----- PASSAGE TO READ

Oui, I’m saying it is possible to have your croissant and eat it too.

In April I spent 10 days eating and drinking my way through the City of Love, and I finally got to live my long-held dream of devouring a French pastry near the Eiffel Tower (don’t judge, sometimes it’s the small things in life).

I won’t lie, I was incredibly anxious about finding coeliac-safe food in Paris, but after doing lots of social media scrolling (hot tip: TikTok is full of great recommendations) and Googling, before I even stepped on the Eurostar, I had a very long list of French restaurants and cafes serving delicious gluten-free food. And they did not disappoint. So, it feels only right to do the philanthropic thing and share my recommendations.

Here’s my Canberra girl’s gluten-free guide to Paris – and with all but one of these cafes and restaurants dedicated to gluten-free, the risk of cross-contamination is zero and the chance of a good time is high. You’re welcome.

----------
----- RECORDS PROVIDED

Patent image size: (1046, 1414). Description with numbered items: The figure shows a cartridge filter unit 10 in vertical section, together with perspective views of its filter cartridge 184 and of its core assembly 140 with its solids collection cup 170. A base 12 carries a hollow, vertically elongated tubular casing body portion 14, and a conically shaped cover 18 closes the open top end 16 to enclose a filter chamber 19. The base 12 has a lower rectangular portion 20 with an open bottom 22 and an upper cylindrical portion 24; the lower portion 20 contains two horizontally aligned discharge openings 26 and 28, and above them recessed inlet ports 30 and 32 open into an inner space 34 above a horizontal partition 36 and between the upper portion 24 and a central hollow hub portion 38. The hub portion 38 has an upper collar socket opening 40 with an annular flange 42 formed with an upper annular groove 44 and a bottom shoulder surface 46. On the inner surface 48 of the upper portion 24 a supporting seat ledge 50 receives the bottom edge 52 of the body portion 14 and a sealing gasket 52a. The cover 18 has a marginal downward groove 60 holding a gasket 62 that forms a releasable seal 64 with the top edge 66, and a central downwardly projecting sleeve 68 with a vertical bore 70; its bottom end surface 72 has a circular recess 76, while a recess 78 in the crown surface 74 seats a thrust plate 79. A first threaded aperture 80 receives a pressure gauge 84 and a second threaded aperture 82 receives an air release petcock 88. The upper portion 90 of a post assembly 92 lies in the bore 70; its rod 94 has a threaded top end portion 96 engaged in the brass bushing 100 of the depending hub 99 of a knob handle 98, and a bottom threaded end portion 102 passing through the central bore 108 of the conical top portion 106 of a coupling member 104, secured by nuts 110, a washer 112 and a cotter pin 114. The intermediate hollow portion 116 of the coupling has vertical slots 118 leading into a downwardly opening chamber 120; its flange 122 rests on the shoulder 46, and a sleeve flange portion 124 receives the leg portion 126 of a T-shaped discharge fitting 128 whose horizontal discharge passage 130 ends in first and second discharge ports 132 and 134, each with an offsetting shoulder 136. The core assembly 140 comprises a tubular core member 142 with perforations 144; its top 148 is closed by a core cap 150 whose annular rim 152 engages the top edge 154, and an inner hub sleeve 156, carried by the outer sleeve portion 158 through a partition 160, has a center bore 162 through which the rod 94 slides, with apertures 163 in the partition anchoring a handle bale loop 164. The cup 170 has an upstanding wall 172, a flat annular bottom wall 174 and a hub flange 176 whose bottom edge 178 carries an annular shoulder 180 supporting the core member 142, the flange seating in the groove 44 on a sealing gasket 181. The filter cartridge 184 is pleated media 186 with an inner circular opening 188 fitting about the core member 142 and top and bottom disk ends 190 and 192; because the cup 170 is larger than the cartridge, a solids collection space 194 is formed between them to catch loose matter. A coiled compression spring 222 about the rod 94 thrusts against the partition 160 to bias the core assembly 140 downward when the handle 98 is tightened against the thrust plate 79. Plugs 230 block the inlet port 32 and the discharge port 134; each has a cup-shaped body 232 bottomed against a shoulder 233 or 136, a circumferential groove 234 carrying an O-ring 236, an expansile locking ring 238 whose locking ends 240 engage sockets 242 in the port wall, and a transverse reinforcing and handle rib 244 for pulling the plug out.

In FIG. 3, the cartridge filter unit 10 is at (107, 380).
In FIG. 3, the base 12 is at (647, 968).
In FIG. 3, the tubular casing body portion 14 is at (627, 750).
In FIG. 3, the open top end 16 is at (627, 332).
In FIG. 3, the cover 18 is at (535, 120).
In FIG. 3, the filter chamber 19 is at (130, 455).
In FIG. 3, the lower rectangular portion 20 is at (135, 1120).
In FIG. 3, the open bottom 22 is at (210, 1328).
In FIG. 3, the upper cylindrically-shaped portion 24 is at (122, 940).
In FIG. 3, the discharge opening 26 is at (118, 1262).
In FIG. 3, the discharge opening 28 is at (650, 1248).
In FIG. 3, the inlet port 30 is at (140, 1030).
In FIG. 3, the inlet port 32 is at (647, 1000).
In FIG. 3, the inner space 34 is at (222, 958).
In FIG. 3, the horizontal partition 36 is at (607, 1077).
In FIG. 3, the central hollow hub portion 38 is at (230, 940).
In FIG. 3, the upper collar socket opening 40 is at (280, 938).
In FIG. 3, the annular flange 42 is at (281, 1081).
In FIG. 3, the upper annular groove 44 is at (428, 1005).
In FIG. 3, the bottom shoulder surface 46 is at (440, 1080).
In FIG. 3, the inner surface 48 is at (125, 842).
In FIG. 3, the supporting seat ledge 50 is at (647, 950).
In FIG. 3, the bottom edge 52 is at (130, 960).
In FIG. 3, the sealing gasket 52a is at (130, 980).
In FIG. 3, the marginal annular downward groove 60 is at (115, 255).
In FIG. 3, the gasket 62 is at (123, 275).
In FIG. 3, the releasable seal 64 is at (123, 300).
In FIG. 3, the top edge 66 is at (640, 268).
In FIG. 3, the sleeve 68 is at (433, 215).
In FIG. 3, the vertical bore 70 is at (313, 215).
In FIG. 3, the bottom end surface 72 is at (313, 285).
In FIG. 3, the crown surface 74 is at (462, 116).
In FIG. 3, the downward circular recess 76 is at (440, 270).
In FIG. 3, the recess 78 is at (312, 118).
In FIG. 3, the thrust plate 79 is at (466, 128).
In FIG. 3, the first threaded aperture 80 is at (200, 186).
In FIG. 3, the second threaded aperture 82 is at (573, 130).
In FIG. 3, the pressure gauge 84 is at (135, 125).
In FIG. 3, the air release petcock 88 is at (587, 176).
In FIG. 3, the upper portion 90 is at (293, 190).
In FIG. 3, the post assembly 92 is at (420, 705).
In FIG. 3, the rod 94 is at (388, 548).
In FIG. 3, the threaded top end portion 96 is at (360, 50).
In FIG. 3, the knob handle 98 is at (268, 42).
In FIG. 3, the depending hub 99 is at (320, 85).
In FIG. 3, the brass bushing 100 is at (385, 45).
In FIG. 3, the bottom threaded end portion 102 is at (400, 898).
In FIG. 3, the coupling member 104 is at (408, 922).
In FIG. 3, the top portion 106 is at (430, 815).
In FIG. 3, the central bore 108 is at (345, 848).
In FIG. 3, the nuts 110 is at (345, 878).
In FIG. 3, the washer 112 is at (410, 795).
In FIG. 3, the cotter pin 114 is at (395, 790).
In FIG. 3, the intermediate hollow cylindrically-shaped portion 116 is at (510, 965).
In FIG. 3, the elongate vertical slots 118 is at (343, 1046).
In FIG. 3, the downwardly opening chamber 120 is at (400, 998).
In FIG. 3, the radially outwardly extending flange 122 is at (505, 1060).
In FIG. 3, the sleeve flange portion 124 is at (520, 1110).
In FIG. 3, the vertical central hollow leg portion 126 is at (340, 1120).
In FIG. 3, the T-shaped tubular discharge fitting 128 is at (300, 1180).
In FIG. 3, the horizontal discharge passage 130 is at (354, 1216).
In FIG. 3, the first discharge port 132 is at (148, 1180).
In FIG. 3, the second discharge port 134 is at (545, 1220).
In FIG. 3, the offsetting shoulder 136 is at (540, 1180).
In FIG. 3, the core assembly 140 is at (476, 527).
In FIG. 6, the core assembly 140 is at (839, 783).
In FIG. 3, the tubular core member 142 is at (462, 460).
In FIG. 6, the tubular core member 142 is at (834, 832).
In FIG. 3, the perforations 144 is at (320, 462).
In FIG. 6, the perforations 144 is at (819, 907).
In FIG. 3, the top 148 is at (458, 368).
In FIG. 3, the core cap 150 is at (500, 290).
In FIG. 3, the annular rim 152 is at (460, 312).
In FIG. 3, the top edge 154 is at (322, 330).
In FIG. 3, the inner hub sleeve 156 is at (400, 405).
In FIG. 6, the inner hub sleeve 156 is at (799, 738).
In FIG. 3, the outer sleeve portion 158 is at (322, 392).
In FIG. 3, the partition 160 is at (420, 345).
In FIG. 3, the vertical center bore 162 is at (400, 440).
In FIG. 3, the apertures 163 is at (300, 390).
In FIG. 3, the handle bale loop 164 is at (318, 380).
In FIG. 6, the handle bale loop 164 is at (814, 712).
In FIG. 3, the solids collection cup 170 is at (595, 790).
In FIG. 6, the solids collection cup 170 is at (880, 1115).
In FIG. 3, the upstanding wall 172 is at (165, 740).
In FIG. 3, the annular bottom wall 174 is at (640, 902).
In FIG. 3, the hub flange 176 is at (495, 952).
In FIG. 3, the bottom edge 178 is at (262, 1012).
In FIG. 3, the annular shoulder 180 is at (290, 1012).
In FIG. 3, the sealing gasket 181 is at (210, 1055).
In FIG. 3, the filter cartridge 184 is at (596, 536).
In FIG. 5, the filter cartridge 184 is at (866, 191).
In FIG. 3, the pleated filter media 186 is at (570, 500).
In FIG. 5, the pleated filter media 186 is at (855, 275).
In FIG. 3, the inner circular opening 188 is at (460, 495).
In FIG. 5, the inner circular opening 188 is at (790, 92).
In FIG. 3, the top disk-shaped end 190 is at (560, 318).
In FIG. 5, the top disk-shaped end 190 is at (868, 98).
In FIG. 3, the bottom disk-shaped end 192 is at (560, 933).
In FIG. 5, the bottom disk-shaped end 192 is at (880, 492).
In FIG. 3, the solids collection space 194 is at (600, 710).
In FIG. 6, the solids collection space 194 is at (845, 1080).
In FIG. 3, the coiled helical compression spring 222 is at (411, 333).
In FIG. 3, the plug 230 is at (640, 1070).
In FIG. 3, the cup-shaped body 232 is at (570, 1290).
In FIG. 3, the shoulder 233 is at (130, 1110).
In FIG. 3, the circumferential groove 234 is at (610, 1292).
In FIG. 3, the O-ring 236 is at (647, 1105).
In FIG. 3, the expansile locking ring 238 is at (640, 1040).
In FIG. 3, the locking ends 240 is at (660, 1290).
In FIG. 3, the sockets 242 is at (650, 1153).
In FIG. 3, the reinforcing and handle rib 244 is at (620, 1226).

----------

* **EXERCISE TASK 1**: Which places and landmarks does the gluten-free Paris guide name?
* **EXERCISE TASK 2**: Carry on writing the gluten-free Paris guide, picking up after its last sentence.
The entries come from a source unrelated to the gluten-free Paris guide.

* **TASK RESULT 1**: Paris (also called the City of Love), the Eiffel Tower, Canberra

* **TASK RESULT 2**:
But just a little note…

This is not a complete and comprehensive guide; these are just some places where my personal experience was wonderful. Do your research and pack some Gluten-Guard in case you do eat at a non-dedicated restaurant because cross-contamination is a huge risk in Paris (what do you expect when 90 percent of their diet is bread?).

It’s worth downloading a Gluten Free Card onto your phone (I used this app) for when you need some help communicating your dietary needs and the Find Me Gluten Free app is also a lifesaver if you ever get stuck.

Now, go book that holiday!


A dedicated gluten-free Italian restaurant that’s just steps away from the Eiffel Tower? I was there with bells on.

Cosy, busy, and offering a menu so large it’s almost too much to take in (think pizza, pasta, focaccia, decadent dessert options, and more), everything at Tasca is organic – including the wines – and all the pizza and pasta are homemade, making it truly authentic.

Their truffle gnocchi is supposed to be mind-blowing – thank you TikTok for the recommendation – but I decided to order the vegetarian lasagna, and It. Was. Delicious.

It tasted like actual pasta (I had to re-read the menu to double-check that their offerings are gluten-free), and it was everything you want lasagna to be – hot, cheesy, comforting, and filling.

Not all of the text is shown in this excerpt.